▸ **What you are asked to do**: Work through the listing below and count the lines that hold "εκκίνησης". Answer with the number alone.

— begin Data for processing —

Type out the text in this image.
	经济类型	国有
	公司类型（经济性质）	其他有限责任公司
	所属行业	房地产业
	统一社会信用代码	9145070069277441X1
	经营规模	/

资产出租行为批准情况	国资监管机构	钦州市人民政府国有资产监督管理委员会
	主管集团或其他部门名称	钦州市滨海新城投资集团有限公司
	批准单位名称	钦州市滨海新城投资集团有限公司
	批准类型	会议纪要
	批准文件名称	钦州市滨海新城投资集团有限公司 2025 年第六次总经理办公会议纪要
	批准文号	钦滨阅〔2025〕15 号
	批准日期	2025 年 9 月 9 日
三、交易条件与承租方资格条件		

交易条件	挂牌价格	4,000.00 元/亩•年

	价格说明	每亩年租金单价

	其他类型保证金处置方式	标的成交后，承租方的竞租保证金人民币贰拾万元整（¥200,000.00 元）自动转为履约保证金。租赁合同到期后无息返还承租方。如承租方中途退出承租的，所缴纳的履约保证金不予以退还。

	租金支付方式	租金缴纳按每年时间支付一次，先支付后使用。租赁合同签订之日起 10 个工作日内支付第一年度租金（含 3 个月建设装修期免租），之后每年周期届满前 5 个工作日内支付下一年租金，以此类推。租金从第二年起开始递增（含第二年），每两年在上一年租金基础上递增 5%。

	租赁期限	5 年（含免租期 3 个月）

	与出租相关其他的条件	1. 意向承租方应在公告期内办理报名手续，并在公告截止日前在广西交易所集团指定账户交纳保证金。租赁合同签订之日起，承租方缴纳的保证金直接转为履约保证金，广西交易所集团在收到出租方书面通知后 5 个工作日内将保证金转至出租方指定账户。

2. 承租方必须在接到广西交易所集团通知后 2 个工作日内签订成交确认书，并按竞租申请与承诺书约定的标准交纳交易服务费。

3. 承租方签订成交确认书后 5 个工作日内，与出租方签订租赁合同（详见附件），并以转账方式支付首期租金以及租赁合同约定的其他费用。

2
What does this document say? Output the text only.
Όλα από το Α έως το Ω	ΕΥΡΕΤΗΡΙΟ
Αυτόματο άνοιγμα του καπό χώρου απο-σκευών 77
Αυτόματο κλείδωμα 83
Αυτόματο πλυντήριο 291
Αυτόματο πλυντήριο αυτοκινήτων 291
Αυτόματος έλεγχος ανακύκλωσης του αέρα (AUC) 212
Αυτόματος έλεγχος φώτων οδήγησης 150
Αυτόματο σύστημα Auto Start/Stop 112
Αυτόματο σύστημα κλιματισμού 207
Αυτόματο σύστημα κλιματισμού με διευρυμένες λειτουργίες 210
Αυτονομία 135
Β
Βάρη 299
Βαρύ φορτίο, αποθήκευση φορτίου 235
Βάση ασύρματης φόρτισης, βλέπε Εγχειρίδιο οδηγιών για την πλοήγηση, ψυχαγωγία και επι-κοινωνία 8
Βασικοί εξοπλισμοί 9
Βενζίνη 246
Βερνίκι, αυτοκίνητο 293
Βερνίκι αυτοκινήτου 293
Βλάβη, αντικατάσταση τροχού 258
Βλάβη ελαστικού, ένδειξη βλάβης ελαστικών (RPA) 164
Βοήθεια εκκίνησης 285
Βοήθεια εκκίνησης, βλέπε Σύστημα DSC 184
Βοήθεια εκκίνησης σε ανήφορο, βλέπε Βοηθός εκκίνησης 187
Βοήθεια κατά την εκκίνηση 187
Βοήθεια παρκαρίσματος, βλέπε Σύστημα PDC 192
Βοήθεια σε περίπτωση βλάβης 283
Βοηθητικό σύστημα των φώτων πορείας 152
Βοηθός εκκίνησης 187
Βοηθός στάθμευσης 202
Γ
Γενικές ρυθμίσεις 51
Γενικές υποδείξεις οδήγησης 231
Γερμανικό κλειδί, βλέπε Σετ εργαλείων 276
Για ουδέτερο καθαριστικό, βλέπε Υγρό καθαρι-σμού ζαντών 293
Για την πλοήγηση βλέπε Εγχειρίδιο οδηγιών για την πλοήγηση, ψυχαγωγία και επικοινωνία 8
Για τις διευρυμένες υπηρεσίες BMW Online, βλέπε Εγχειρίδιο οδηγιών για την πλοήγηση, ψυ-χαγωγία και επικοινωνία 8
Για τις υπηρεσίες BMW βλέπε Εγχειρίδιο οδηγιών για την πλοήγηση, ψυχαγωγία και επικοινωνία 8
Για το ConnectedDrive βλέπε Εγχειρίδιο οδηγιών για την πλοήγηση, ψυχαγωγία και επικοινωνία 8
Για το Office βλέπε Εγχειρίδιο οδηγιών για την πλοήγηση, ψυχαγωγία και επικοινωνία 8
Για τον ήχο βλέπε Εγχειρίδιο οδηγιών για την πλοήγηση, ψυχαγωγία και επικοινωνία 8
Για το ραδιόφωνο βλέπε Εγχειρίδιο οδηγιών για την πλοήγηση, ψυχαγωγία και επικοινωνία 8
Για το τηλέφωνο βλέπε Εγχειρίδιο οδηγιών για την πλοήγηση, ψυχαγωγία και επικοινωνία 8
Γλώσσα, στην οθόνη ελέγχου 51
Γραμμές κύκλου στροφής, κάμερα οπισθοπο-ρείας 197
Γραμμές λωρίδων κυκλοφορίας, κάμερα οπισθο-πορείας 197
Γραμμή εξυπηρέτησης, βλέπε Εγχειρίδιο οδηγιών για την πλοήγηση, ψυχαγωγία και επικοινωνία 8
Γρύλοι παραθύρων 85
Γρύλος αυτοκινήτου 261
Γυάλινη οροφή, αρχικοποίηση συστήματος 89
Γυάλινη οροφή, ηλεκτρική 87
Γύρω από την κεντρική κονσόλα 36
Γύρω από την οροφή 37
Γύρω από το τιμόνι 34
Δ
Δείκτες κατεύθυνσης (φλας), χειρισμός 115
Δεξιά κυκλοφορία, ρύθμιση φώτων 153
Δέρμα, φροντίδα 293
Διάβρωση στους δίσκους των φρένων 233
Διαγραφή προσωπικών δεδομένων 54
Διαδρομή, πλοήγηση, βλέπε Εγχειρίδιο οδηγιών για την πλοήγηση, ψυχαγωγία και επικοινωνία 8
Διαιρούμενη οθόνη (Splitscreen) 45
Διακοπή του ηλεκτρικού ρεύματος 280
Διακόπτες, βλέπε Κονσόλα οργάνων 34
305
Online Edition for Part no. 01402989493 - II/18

— end Data for processing —

▸ **Correct result**: 4